*WHAT TO PRODUCE*. Gather, from the listing beneath this task, every line holding the string "Application".

*LISTING*.
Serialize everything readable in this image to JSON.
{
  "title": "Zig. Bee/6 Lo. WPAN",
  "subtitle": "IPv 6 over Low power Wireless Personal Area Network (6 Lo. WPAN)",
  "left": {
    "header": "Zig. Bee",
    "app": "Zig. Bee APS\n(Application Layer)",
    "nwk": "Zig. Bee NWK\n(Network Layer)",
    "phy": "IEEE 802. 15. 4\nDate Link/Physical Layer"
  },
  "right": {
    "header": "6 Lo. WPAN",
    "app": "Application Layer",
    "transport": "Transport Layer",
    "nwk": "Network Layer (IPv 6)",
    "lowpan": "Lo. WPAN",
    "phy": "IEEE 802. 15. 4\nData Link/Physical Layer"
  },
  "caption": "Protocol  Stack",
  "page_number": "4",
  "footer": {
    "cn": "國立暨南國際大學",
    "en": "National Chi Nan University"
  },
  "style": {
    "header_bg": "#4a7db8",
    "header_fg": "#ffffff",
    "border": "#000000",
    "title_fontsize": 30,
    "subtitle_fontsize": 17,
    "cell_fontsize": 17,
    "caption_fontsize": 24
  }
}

*IN RESPONSE*.
    "app": "Zig. Bee APS\n(Application Layer)",
    "app": "Application Layer",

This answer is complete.